CONSIGNE A: Indiquez si chacune des affirmations suivantes concorde avec la critique de « La Loi de la gravité » placée plus bas. Répondez par oui ou non et citez à l'identique les mots décisifs de la critique : (i) Fred est né dans un corps de garçon ; (ii) les deux protagonistes ont seize ans ; (iii) l'auteur du texte est québécois.

CRITIQUE. « La Loi de la gravité » texte Olivier Sylvestre, mise en scène Anthony Thibault / Cie La Nuit Te Soupire ; Glob Théâtre de Bordeaux ; du jeudi 29 mars au vendredi 6 avril 2018
La soupçonnable légèreté de La loi de la gravité
A partir du texte de l’auteur québécois Olivier Sylvestre, Anthony Thibault et sa Cie La Nuit Te Soupire – dont la vocation affichée est de promouvoir les écritures contemporaines rendant visibles ceux qui encore trop souvent sont relégués dans les marges d’une société toujours corsetée dans des diktats normatifs – proposent une escapade à deux dans les lisières d’un paysage traversé par un pont monumental, métaphore d’un entre-deux aussi bien géographique (du Presque-La-Ville à La Ville de l’autre rive) qu’identitaire.
En effet les deux protagonistes de quatorze ans chacun, s’ils sont nés dans un corps de garçon pour Fred et dans un corps de fille pour Dom, sont à la recherche de leur « vraie » identité. Leurs errances les rapprochent autant qu’elles sont pour l’un(e) et l’autre l’occasion d’expérimenter le dur chemin qui attend ceux et celles qui ne suivent pas l’itinéraire tracé par leur sexe de naissance. Depuis un certain Brassens qui a chanté à tue-tête l’inanité des lieux communs partagés en commun, il est de notoriété que « les braves gens n’aiment pas que l’on suive une autre route qu’eux ». Et ces deux-là moins que tout autre n’échappent pas à la loi commune.

DONNÉES SOURCES:
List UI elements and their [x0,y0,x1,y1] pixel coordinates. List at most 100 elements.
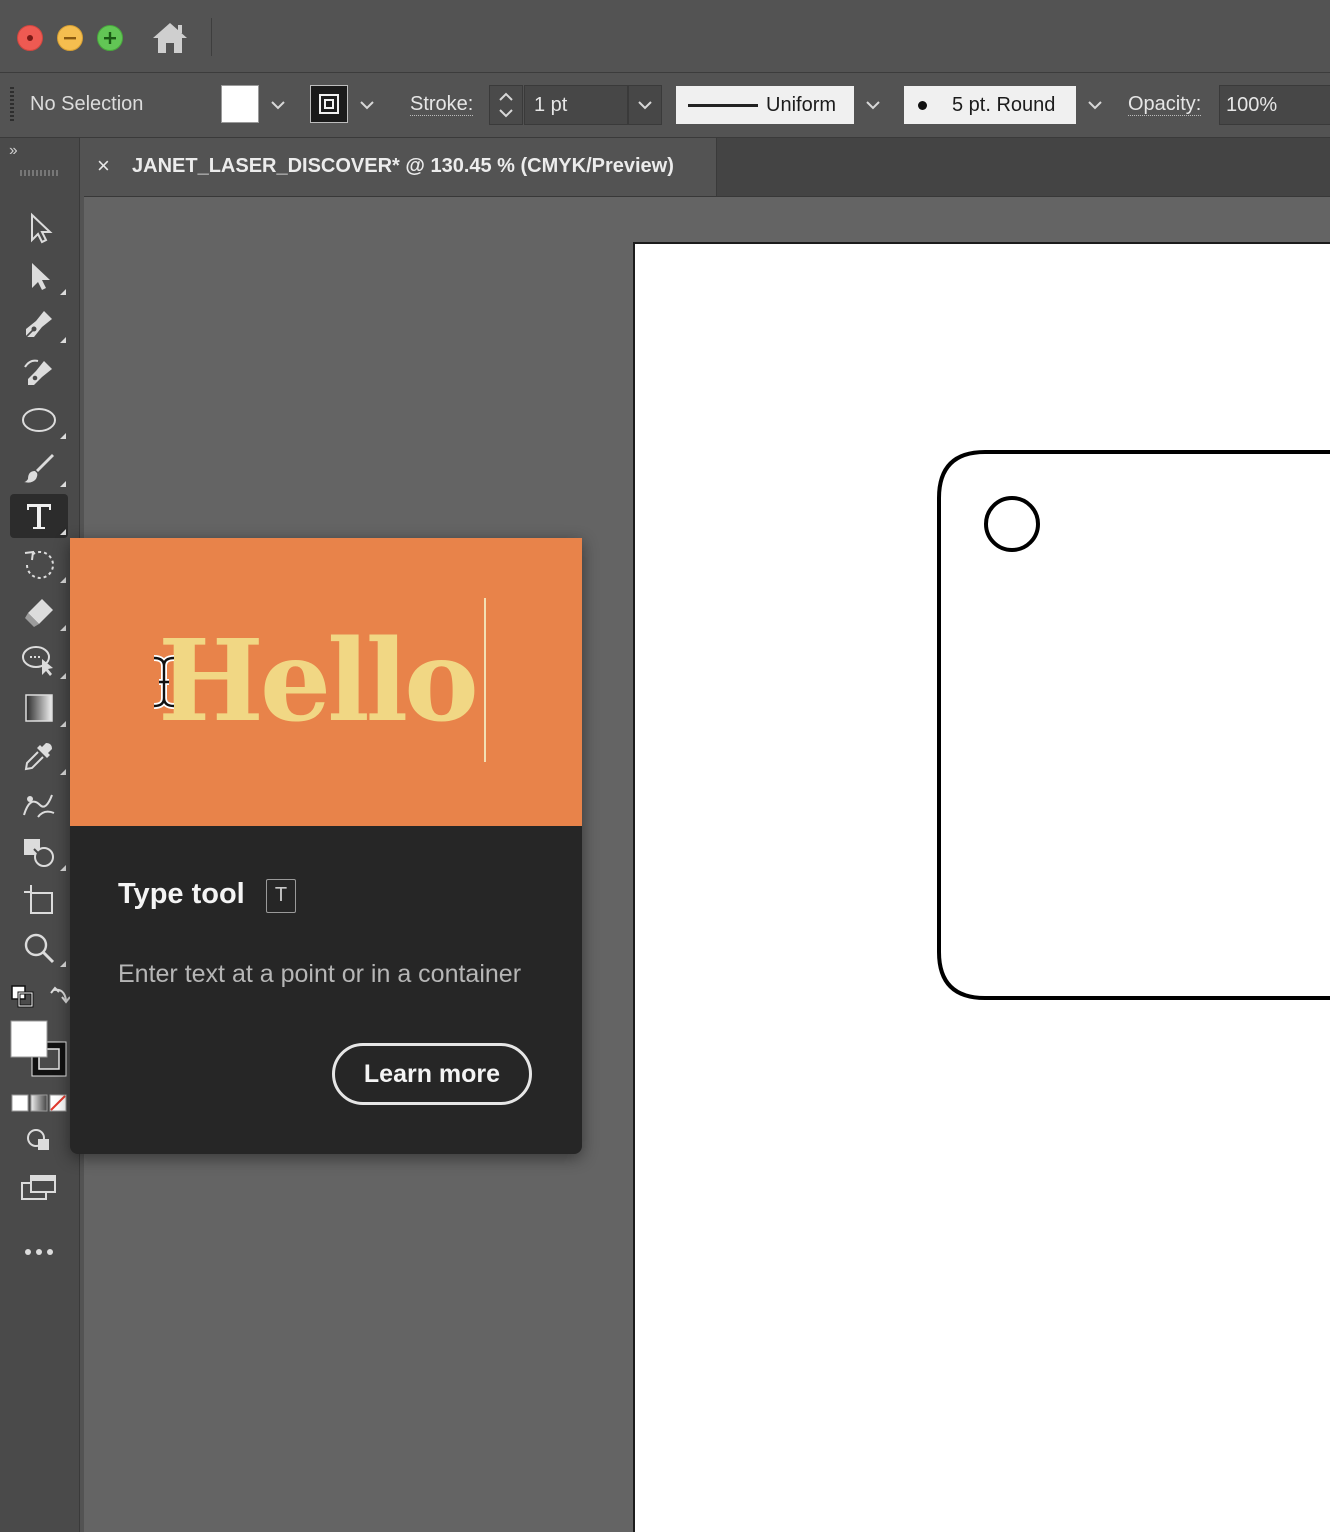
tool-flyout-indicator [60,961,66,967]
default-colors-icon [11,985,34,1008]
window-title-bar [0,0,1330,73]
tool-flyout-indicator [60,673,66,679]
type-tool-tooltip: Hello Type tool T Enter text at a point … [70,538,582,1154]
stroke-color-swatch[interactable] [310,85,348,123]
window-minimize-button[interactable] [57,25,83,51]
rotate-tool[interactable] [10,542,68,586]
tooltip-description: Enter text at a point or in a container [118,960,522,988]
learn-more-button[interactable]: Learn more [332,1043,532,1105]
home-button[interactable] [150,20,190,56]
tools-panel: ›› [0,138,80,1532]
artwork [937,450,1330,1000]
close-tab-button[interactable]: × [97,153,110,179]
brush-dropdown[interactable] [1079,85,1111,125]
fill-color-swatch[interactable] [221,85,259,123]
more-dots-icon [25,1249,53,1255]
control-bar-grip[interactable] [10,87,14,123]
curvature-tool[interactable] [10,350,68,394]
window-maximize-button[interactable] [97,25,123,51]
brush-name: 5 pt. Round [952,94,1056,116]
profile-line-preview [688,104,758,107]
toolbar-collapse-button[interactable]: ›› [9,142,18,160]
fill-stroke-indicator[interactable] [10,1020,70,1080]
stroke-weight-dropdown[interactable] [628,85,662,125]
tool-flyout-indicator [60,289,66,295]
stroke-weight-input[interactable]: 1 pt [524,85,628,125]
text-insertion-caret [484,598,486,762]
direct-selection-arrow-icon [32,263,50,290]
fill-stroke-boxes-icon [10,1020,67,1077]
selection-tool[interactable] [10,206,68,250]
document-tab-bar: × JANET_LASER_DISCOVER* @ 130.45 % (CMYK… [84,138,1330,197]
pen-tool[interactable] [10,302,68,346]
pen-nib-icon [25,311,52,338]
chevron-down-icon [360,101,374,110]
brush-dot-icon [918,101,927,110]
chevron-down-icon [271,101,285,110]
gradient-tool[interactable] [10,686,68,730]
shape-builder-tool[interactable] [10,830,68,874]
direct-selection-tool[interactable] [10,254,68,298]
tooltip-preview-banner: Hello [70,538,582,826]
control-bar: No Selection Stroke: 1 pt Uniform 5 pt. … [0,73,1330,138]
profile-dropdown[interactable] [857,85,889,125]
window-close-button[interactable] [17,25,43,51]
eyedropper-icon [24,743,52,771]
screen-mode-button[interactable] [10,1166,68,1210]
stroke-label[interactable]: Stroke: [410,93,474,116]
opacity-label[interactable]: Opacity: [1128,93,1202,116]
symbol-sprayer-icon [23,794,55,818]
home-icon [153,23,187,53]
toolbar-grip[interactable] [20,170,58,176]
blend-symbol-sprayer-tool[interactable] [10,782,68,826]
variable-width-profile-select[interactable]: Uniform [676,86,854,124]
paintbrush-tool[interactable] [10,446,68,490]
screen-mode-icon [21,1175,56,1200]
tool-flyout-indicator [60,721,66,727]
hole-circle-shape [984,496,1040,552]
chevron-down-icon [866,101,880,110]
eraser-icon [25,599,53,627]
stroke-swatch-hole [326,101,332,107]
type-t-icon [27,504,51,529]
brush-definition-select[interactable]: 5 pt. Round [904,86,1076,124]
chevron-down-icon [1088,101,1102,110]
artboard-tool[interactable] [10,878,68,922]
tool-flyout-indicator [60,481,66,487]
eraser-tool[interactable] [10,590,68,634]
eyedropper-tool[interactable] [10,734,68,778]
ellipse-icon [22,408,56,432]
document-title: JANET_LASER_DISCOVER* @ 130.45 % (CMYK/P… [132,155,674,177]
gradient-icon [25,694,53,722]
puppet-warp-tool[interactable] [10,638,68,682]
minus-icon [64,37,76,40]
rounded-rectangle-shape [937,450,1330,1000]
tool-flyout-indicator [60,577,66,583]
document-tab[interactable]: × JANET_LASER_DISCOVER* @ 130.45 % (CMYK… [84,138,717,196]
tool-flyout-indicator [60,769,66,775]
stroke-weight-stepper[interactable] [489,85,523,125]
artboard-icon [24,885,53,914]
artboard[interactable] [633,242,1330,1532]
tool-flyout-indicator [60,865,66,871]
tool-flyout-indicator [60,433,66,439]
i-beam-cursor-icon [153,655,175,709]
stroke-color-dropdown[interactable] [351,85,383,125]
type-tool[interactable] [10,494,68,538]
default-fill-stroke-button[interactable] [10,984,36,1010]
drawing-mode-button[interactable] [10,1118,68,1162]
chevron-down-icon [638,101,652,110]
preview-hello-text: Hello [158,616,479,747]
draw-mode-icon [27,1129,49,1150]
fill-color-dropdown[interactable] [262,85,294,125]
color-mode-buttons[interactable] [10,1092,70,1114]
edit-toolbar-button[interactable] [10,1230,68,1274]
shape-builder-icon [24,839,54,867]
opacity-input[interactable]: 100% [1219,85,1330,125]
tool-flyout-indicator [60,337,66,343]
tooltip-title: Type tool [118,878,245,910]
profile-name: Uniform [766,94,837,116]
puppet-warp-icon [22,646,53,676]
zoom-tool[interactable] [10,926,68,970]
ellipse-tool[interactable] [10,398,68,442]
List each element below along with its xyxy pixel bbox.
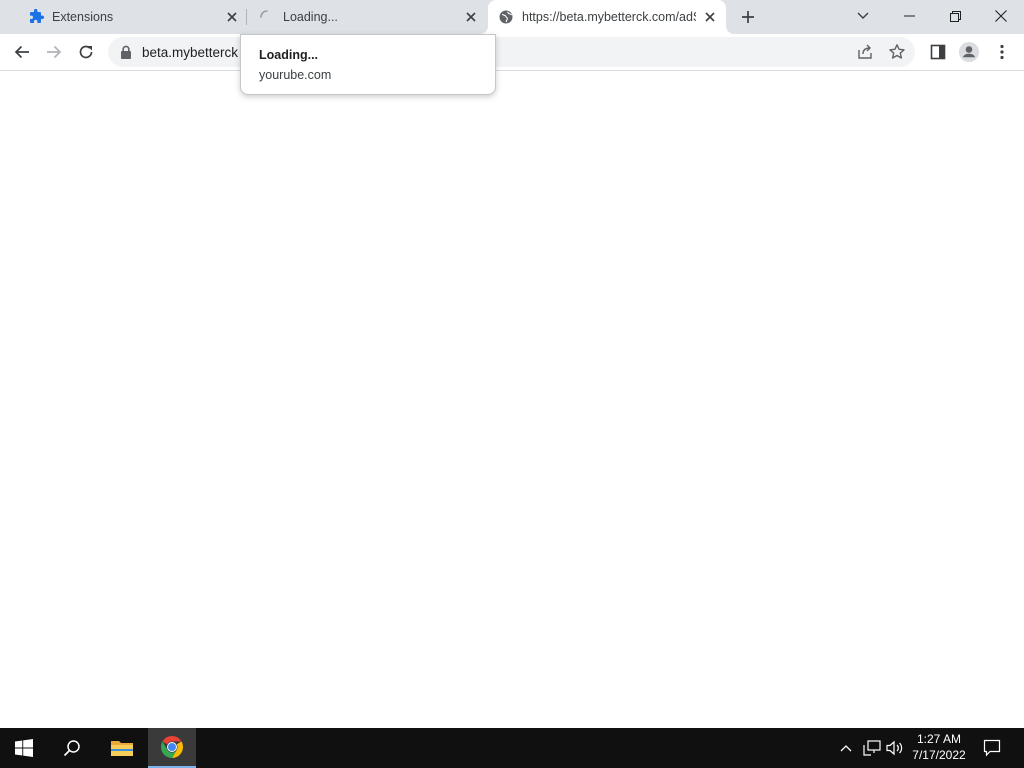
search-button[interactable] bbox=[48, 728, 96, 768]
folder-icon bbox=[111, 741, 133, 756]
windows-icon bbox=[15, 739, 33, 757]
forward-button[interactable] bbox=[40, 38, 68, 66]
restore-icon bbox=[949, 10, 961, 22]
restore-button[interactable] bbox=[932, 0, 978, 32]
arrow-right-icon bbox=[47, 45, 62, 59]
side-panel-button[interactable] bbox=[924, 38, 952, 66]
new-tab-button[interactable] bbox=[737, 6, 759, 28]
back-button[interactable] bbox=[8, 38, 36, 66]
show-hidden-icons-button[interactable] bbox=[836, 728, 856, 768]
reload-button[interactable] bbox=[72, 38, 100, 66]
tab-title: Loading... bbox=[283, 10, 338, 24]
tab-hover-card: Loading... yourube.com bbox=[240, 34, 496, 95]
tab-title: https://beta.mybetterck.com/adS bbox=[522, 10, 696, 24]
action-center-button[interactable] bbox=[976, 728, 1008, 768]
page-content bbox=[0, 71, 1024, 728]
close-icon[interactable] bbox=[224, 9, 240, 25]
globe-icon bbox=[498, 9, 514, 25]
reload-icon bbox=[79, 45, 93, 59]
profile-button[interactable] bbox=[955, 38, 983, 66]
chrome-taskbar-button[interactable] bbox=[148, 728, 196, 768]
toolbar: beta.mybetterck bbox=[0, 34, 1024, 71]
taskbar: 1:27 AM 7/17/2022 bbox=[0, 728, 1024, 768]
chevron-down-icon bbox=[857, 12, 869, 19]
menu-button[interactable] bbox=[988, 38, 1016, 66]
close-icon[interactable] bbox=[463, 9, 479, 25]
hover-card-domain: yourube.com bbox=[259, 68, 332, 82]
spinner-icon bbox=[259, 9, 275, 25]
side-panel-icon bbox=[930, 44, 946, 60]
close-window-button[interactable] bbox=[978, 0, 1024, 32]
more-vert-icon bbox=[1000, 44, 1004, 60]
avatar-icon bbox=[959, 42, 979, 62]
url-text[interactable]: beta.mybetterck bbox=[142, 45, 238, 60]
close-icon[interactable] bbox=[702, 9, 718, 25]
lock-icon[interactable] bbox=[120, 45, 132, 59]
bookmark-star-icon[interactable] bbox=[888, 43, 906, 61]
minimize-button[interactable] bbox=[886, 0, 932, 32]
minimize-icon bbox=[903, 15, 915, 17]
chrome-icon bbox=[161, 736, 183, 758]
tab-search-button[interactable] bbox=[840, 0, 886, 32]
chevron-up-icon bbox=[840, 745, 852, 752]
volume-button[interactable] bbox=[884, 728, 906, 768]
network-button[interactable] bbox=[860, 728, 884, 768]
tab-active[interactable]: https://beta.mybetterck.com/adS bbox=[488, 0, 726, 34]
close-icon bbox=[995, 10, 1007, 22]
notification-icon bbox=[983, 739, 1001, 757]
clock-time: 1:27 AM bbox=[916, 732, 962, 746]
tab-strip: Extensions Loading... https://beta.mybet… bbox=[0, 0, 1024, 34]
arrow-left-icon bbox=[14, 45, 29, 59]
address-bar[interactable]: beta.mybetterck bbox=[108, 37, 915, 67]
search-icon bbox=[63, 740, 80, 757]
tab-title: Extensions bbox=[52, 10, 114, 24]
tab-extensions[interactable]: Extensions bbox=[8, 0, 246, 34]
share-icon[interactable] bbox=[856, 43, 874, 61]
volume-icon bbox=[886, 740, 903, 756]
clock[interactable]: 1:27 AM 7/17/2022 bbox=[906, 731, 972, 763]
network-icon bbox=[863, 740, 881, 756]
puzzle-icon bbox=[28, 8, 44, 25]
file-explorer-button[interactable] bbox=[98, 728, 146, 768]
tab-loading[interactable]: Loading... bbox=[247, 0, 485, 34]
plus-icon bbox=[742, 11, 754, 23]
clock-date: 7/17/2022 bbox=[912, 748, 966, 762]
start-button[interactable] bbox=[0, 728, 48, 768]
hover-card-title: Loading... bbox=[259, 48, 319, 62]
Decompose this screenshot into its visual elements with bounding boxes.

CONSIGNE B: Renvoyez, s'il vous plaît, sans aucune modification les lignes du listing comprises entre la ligne contenant « tool-flyout-indicator [60,961,66,967] » et celle contenant « text-insertion-caret [484,598,486,762] », ces deux lignes incluses.

CORRIGÉ DÉTAILLÉ A:
(i) Oui : « s’ils sont nés dans un corps de garçon pour Fred et dans un corps de fille pour Dom »
(ii) Non : « les deux protagonistes de quatorze ans chacun »
(iii) Oui : « l’auteur québécois Olivier Sylvestre »

CORRIGÉ DÉTAILLÉ B:
tool-flyout-indicator [60,961,66,967]
default-colors-icon [11,985,34,1008]
window-title-bar [0,0,1330,73]
tool-flyout-indicator [60,673,66,679]
type-tool-tooltip: Hello Type tool T Enter text at a point … [70,538,582,1154]
stroke-color-swatch[interactable] [310,85,348,123]
window-minimize-button[interactable] [57,25,83,51]
rotate-tool[interactable] [10,542,68,586]
tooltip-description: Enter text at a point or in a container [118,960,522,988]
learn-more-button[interactable]: Learn more [332,1043,532,1105]
home-button[interactable] [150,20,190,56]
tools-panel: ›› [0,138,80,1532]
artwork [937,450,1330,1000]
close-tab-button[interactable]: × [97,153,110,179]
brush-dropdown[interactable] [1079,85,1111,125]
fill-color-swatch[interactable] [221,85,259,123]
more-dots-icon [25,1249,53,1255]
control-bar-grip[interactable] [10,87,14,123]
curvature-tool[interactable] [10,350,68,394]
window-maximize-button[interactable] [97,25,123,51]
brush-name: 5 pt. Round [952,94,1056,116]
profile-line-preview [688,104,758,107]
toolbar-collapse-button[interactable]: ›› [9,142,18,160]
fill-stroke-indicator[interactable] [10,1020,70,1080]
stroke-weight-dropdown[interactable] [628,85,662,125]
tool-flyout-indicator [60,289,66,295]
stroke-weight-input[interactable]: 1 pt [524,85,628,125]
text-insertion-caret [484,598,486,762]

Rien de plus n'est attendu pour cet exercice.